▸ What to produce: For every line in the data below that contains "staff", copy the line.

▸ Given data:
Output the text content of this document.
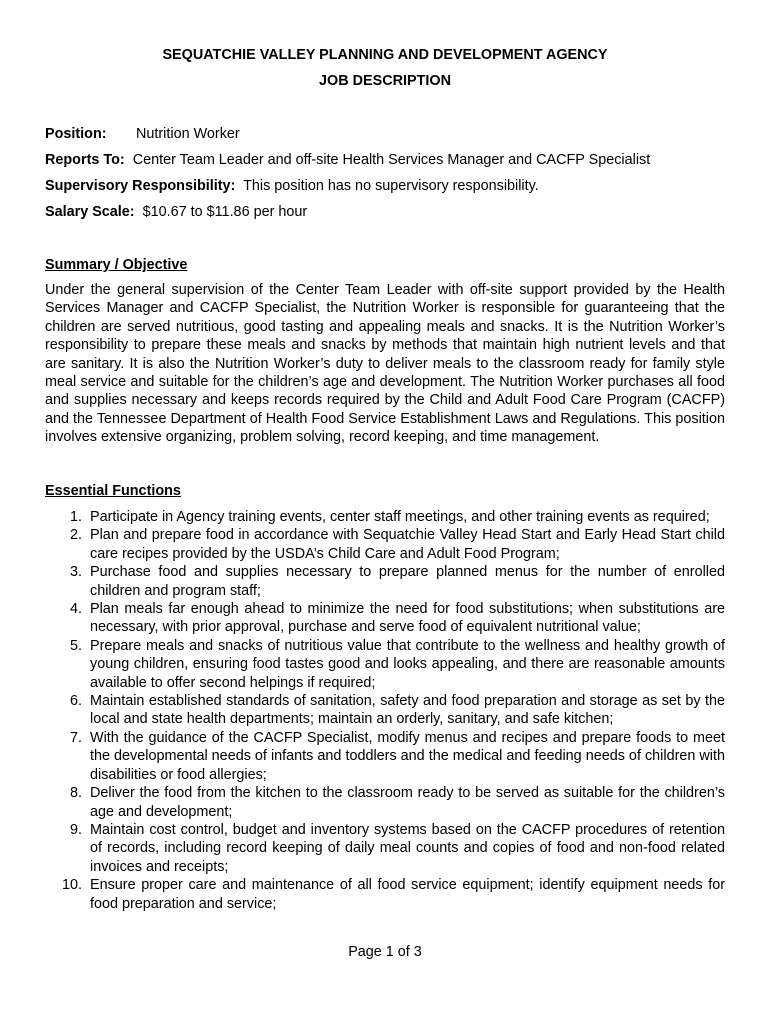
SEQUATCHIE VALLEY PLANNING AND DEVELOPMENT AGENCY
JOB DESCRIPTION
Position: Nutrition Worker
Reports To: Center Team Leader and off-site Health Services Manager and CACFP Specialist
Supervisory Responsibility: This position has no supervisory responsibility.
Salary Scale: $10.67 to $11.86 per hour
Summary / Objective
Under the general supervision of the Center Team Leader with off-site support provided by the Health Services Manager and CACFP Specialist, the Nutrition Worker is responsible for guaranteeing that the children are served nutritious, good tasting and appealing meals and snacks. It is the Nutrition Worker’s responsibility to prepare these meals and snacks by methods that maintain high nutrient levels and that are sanitary. It is also the Nutrition Worker’s duty to deliver meals to the classroom ready for family style meal service and suitable for the children’s age and development. The Nutrition Worker purchases all food and supplies necessary and keeps records required by the Child and Adult Food Care Program (CACFP) and the Tennessee Department of Health Food Service Establishment Laws and Regulations. This position involves extensive organizing, problem solving, record keeping, and time management.
Essential Functions
1. Participate in Agency training events, center staff meetings, and other training events as required;
2. Plan and prepare food in accordance with Sequatchie Valley Head Start and Early Head Start child care recipes provided by the USDA’s Child Care and Adult Food Program;
3. Purchase food and supplies necessary to prepare planned menus for the number of enrolled children and program staff;
4. Plan meals far enough ahead to minimize the need for food substitutions; when substitutions are necessary, with prior approval, purchase and serve food of equivalent nutritional value;
5. Prepare meals and snacks of nutritious value that contribute to the wellness and healthy growth of young children, ensuring food tastes good and looks appealing, and there are reasonable amounts available to offer second helpings if required;
6. Maintain established standards of sanitation, safety and food preparation and storage as set by the local and state health departments; maintain an orderly, sanitary, and safe kitchen;
7. With the guidance of the CACFP Specialist, modify menus and recipes and prepare foods to meet the developmental needs of infants and toddlers and the medical and feeding needs of children with disabilities or food allergies;
8. Deliver the food from the kitchen to the classroom ready to be served as suitable for the children’s age and development;
9. Maintain cost control, budget and inventory systems based on the CACFP procedures of retention of records, including record keeping of daily meal counts and copies of food and non-food related invoices and receipts;
10. Ensure proper care and maintenance of all food service equipment; identify equipment needs for food preparation and service;
Page 1 of 3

▸ Problem solution:
1. Participate in Agency training events, center staff meetings, and other training events as required;
3. Purchase food and supplies necessary to prepare planned menus for the number of enrolled children and program staff;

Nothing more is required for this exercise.